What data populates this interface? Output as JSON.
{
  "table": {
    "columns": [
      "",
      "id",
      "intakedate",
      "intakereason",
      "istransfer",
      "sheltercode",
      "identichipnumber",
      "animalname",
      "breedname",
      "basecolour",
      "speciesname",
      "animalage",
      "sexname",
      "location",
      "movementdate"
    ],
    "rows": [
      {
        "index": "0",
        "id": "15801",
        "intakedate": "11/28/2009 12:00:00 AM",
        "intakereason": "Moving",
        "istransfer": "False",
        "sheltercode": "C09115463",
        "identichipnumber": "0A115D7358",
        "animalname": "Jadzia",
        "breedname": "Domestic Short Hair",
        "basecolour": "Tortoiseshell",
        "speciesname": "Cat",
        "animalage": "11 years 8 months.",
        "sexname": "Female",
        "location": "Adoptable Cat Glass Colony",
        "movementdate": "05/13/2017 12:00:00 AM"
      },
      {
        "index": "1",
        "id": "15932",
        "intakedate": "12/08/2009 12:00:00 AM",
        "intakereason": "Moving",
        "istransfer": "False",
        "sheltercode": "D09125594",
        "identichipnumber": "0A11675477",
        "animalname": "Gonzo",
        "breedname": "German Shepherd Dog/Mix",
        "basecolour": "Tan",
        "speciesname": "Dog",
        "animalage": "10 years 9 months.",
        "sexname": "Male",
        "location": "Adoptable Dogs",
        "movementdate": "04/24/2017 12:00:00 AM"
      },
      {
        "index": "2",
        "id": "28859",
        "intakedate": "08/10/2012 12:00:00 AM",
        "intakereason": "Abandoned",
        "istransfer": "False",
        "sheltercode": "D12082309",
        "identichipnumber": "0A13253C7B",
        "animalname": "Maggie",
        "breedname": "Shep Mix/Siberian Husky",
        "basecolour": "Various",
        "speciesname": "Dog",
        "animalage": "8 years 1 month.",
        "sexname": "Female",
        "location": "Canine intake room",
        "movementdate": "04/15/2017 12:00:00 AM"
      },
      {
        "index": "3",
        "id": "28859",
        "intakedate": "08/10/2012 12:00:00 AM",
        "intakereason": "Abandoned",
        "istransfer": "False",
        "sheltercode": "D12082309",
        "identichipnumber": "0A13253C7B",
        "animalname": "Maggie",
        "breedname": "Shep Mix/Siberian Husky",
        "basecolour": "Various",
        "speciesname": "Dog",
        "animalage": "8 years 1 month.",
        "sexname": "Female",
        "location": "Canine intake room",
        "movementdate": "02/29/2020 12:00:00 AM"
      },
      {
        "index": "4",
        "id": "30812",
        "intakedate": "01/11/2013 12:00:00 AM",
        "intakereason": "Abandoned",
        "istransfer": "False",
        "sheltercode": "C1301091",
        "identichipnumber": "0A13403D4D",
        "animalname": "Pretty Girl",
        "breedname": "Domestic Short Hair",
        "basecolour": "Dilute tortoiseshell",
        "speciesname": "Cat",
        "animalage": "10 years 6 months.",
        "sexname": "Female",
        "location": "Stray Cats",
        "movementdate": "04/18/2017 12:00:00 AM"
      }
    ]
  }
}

* _Given task_: Reproduce all of the material above word for word.

* _Answer for the task_:
What data populates this interface? Output as JSON.
{
  "table": {
    "columns": [
      "",
      "id",
      "intakedate",
      "intakereason",
      "istransfer",
      "sheltercode",
      "identichipnumber",
      "animalname",
      "breedname",
      "basecolour",
      "speciesname",
      "animalage",
      "sexname",
      "location",
      "movementdate"
    ],
    "rows": [
      {
        "index": "0",
        "id": "15801",
        "intakedate": "11/28/2009 12:00:00 AM",
        "intakereason": "Moving",
        "istransfer": "False",
        "sheltercode": "C09115463",
        "identichipnumber": "0A115D7358",
        "animalname": "Jadzia",
        "breedname": "Domestic Short Hair",
        "basecolour": "Tortoiseshell",
        "speciesname": "Cat",
        "animalage": "11 years 8 months.",
        "sexname": "Female",
        "location": "Adoptable Cat Glass Colony",
        "movementdate": "05/13/2017 12:00:00 AM"
      },
      {
        "index": "1",
        "id": "15932",
        "intakedate": "12/08/2009 12:00:00 AM",
        "intakereason": "Moving",
        "istransfer": "False",
        "sheltercode": "D09125594",
        "identichipnumber": "0A11675477",
        "animalname": "Gonzo",
        "breedname": "German Shepherd Dog/Mix",
        "basecolour": "Tan",
        "speciesname": "Dog",
        "animalage": "10 years 9 months.",
        "sexname": "Male",
        "location": "Adoptable Dogs",
        "movementdate": "04/24/2017 12:00:00 AM"
      },
      {
        "index": "2",
        "id": "28859",
        "intakedate": "08/10/2012 12:00:00 AM",
        "intakereason": "Abandoned",
        "istransfer": "False",
        "sheltercode": "D12082309",
        "identichipnumber": "0A13253C7B",
        "animalname": "Maggie",
        "breedname": "Shep Mix/Siberian Husky",
        "basecolour": "Various",
        "speciesname": "Dog",
        "animalage": "8 years 1 month.",
        "sexname": "Female",
        "location": "Canine intake room",
        "movementdate": "04/15/2017 12:00:00 AM"
      },
      {
        "index": "3",
        "id": "28859",
        "intakedate": "08/10/2012 12:00:00 AM",
        "intakereason": "Abandoned",
        "istransfer": "False",
        "sheltercode": "D12082309",
        "identichipnumber": "0A13253C7B",
        "animalname": "Maggie",
        "breedname": "Shep Mix/Siberian Husky",
        "basecolour": "Various",
        "speciesname": "Dog",
        "animalage": "8 years 1 month.",
        "sexname": "Female",
        "location": "Canine intake room",
        "movementdate": "02/29/2020 12:00:00 AM"
      },
      {
        "index": "4",
        "id": "30812",
        "intakedate": "01/11/2013 12:00:00 AM",
        "intakereason": "Abandoned",
        "istransfer": "False",
        "sheltercode": "C1301091",
        "identichipnumber": "0A13403D4D",
        "animalname": "Pretty Girl",
        "breedname": "Domestic Short Hair",
        "basecolour": "Dilute tortoiseshell",
        "speciesname": "Cat",
        "animalage": "10 years 6 months.",
        "sexname": "Female",
        "location": "Stray Cats",
        "movementdate": "04/18/2017 12:00:00 AM"
      }
    ]
  }
}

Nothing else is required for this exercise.